[Recorded data]

┄┄┄┄┄┄┄┄┄┄

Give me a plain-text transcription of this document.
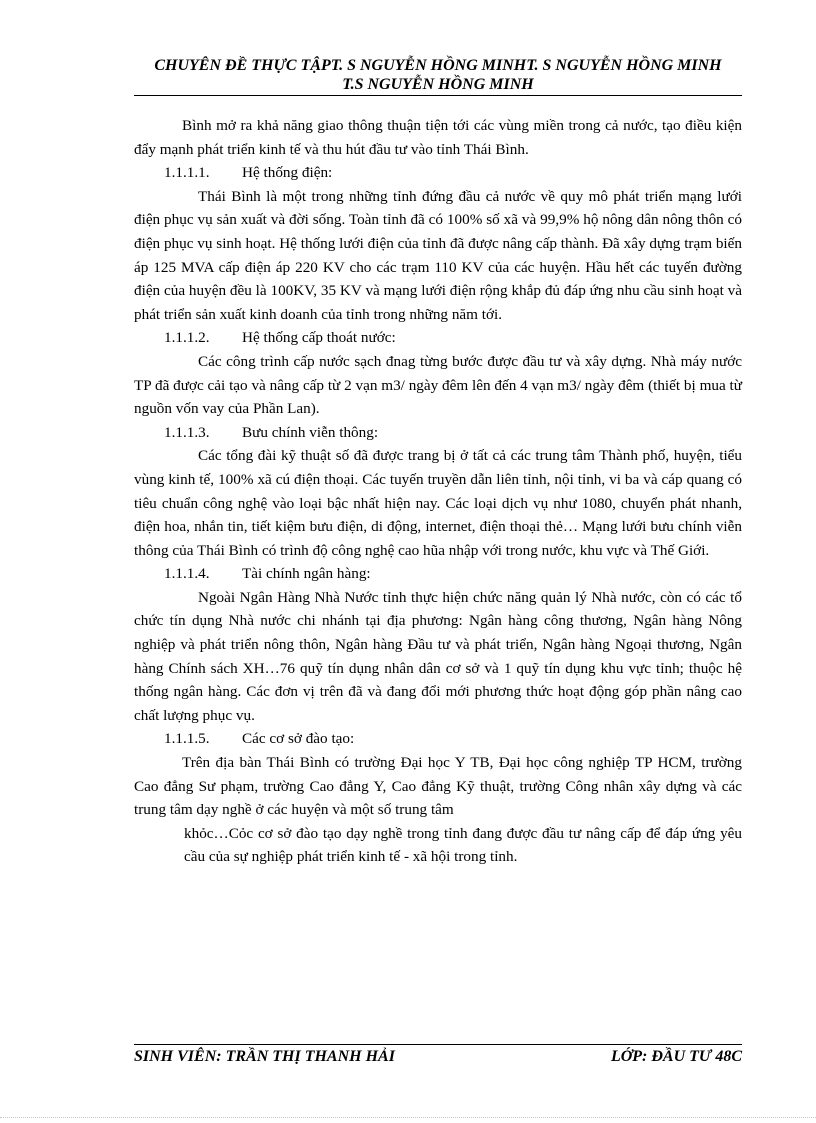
CHUYÊN ĐỀ THỰC TẬPT. S NGUYỄN HỒNG MINHT. S NGUYỄN HỒNG MINH
T.S NGUYỄN HỒNG MINH

Bình mở ra khả năng giao thông thuận tiện tới các vùng miền trong cả nước, tạo điều kiện đẩy mạnh phát triển kinh tế và thu hút đầu tư vào tỉnh Thái Bình.

1.1.1.1. Hệ thống điện:

Thái Bình là một trong những tỉnh đứng đầu cả nước về quy mô phát triển mạng lưới điện phục vụ sản xuất và đời sống. Toàn tỉnh đã có 100% số xã và 99,9% hộ nông dân nông thôn có điện phục vụ sinh hoạt. Hệ thống lưới điện của tỉnh đã được nâng cấp thành. Đã xây dựng trạm biến áp 125 MVA cấp điện áp 220 KV cho các trạm 110 KV của các huyện. Hầu hết các tuyến đường điện của huyện đều là 100KV, 35 KV và mạng lưới điện rộng khắp đủ đáp ứng nhu cầu sinh hoạt và phát triển sản xuất kinh doanh của tỉnh trong những năm tới.

1.1.1.2. Hệ thống cấp thoát nước:

Các công trình cấp nước sạch đnag từng bước được đầu tư và xây dựng. Nhà máy nước TP đã được cải tạo và nâng cấp từ 2 vạn m3/ ngày đêm lên đến 4 vạn m3/ ngày đêm (thiết bị mua từ nguồn vốn vay của Phần Lan).

1.1.1.3. Bưu chính viễn thông:

Các tổng đài kỹ thuật số đã được trang bị ở tất cả các trung tâm Thành phố, huyện, tiểu vùng kinh tế, 100% xã cú điện thoại. Các tuyến truyền dẫn liên tỉnh, nội tỉnh, vi ba và cáp quang có tiêu chuẩn công nghệ vào loại bậc nhất hiện nay. Các loại dịch vụ như 1080, chuyển phát nhanh, điện hoa, nhắn tin, tiết kiệm bưu điện, di động, internet, điện thoại thẻ… Mạng lưới bưu chính viễn thông của Thái Bình có trình độ công nghệ cao hũa nhập với trong nước, khu vực và Thế Giới.

1.1.1.4. Tài chính ngân hàng:

Ngoài Ngân Hàng Nhà Nước tỉnh thực hiện chức năng quản lý Nhà nước, còn có các tổ chức tín dụng Nhà nước chi nhánh tại địa phương: Ngân hàng công thương, Ngân hàng Nông nghiệp và phát triển nông thôn, Ngân hàng Đầu tư và phát triển, Ngân hàng Ngoại thương, Ngân hàng Chính sách XH…76 quỹ tín dụng nhân dân cơ sở và 1 quỹ tín dụng khu vực tỉnh; thuộc hệ thống ngân hàng. Các đơn vị trên đã và đang đổi mới phương thức hoạt động góp phần nâng cao chất lượng phục vụ.

1.1.1.5. Các cơ sở đào tạo:

Trên địa bàn Thái Bình có trường Đại học Y TB, Đại học công nghiệp TP HCM, trường Cao đẳng Sư phạm, trường Cao đẳng Y, Cao đẳng Kỹ thuật, trường Công nhân xây dựng và các trung tâm dạy nghề ở các huyện và một số trung tâm

khỏc…Cỏc cơ sở đào tạo dạy nghề trong tỉnh đang được đầu tư nâng cấp để đáp ứng yêu cầu của sự nghiệp phát triển kinh tế - xã hội trong tỉnh.

SINH VIÊN: TRẦN THỊ THANH HẢI	LỚP: ĐẦU TƯ 48C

┄┄┄┄┄┄┄┄┄┄

Leave out the pictures and output the rest of the material exactly as written.

Give me a plain-text transcription of this document.
CHUYÊN ĐỀ THỰC TẬPT. S NGUYỄN HỒNG MINHT. S NGUYỄN HỒNG MINH
T.S NGUYỄN HỒNG MINH

Bình mở ra khả năng giao thông thuận tiện tới các vùng miền trong cả nước, tạo điều kiện đẩy mạnh phát triển kinh tế và thu hút đầu tư vào tỉnh Thái Bình.

1.1.1.1. Hệ thống điện:

Thái Bình là một trong những tỉnh đứng đầu cả nước về quy mô phát triển mạng lưới điện phục vụ sản xuất và đời sống. Toàn tỉnh đã có 100% số xã và 99,9% hộ nông dân nông thôn có điện phục vụ sinh hoạt. Hệ thống lưới điện của tỉnh đã được nâng cấp thành. Đã xây dựng trạm biến áp 125 MVA cấp điện áp 220 KV cho các trạm 110 KV của các huyện. Hầu hết các tuyến đường điện của huyện đều là 100KV, 35 KV và mạng lưới điện rộng khắp đủ đáp ứng nhu cầu sinh hoạt và phát triển sản xuất kinh doanh của tỉnh trong những năm tới.

1.1.1.2. Hệ thống cấp thoát nước:

Các công trình cấp nước sạch đnag từng bước được đầu tư và xây dựng. Nhà máy nước TP đã được cải tạo và nâng cấp từ 2 vạn m3/ ngày đêm lên đến 4 vạn m3/ ngày đêm (thiết bị mua từ nguồn vốn vay của Phần Lan).

1.1.1.3. Bưu chính viễn thông:

Các tổng đài kỹ thuật số đã được trang bị ở tất cả các trung tâm Thành phố, huyện, tiểu vùng kinh tế, 100% xã cú điện thoại. Các tuyến truyền dẫn liên tỉnh, nội tỉnh, vi ba và cáp quang có tiêu chuẩn công nghệ vào loại bậc nhất hiện nay. Các loại dịch vụ như 1080, chuyển phát nhanh, điện hoa, nhắn tin, tiết kiệm bưu điện, di động, internet, điện thoại thẻ… Mạng lưới bưu chính viễn thông của Thái Bình có trình độ công nghệ cao hũa nhập với trong nước, khu vực và Thế Giới.

1.1.1.4. Tài chính ngân hàng:

Ngoài Ngân Hàng Nhà Nước tỉnh thực hiện chức năng quản lý Nhà nước, còn có các tổ chức tín dụng Nhà nước chi nhánh tại địa phương: Ngân hàng công thương, Ngân hàng Nông nghiệp và phát triển nông thôn, Ngân hàng Đầu tư và phát triển, Ngân hàng Ngoại thương, Ngân hàng Chính sách XH…76 quỹ tín dụng nhân dân cơ sở và 1 quỹ tín dụng khu vực tỉnh; thuộc hệ thống ngân hàng. Các đơn vị trên đã và đang đổi mới phương thức hoạt động góp phần nâng cao chất lượng phục vụ.

1.1.1.5. Các cơ sở đào tạo:

Trên địa bàn Thái Bình có trường Đại học Y TB, Đại học công nghiệp TP HCM, trường Cao đẳng Sư phạm, trường Cao đẳng Y, Cao đẳng Kỹ thuật, trường Công nhân xây dựng và các trung tâm dạy nghề ở các huyện và một số trung tâm

khỏc…Cỏc cơ sở đào tạo dạy nghề trong tỉnh đang được đầu tư nâng cấp để đáp ứng yêu cầu của sự nghiệp phát triển kinh tế - xã hội trong tỉnh.

SINH VIÊN: TRẦN THỊ THANH HẢI	LỚP: ĐẦU TƯ 48C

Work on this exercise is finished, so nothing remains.